GIVEN PROBLEM: Pull out every line from the listing that has the word "coordinate".

╔══

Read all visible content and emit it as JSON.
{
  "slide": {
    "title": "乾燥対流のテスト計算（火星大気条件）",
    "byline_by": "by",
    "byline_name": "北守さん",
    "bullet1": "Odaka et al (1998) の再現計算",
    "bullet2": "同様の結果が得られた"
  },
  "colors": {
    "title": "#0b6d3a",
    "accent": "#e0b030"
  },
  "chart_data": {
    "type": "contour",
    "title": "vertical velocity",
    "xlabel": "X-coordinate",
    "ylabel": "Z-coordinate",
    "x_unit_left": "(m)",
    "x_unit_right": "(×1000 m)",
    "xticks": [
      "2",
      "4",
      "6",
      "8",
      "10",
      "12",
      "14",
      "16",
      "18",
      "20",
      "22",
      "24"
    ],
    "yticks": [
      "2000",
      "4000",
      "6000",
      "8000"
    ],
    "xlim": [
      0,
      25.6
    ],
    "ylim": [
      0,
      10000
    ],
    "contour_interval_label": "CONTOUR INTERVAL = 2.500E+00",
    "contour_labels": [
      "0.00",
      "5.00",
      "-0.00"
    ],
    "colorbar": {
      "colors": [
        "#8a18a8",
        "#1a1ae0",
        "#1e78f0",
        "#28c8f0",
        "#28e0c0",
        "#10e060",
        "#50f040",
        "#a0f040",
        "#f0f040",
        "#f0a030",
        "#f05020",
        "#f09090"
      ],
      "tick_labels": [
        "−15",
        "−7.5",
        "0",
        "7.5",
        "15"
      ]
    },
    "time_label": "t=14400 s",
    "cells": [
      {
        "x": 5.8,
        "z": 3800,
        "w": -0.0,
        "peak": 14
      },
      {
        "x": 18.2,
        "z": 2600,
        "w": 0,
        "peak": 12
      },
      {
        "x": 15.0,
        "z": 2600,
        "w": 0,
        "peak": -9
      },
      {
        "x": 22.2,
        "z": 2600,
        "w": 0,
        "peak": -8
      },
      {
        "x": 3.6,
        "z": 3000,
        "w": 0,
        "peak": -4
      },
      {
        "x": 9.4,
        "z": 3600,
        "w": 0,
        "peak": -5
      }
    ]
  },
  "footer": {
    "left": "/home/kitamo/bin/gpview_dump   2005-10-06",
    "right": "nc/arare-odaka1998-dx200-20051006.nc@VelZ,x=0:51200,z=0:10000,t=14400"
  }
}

╚══

EXERCISE SOLUTION:
    "xlabel": "X-coordinate",
    "ylabel": "Z-coordinate",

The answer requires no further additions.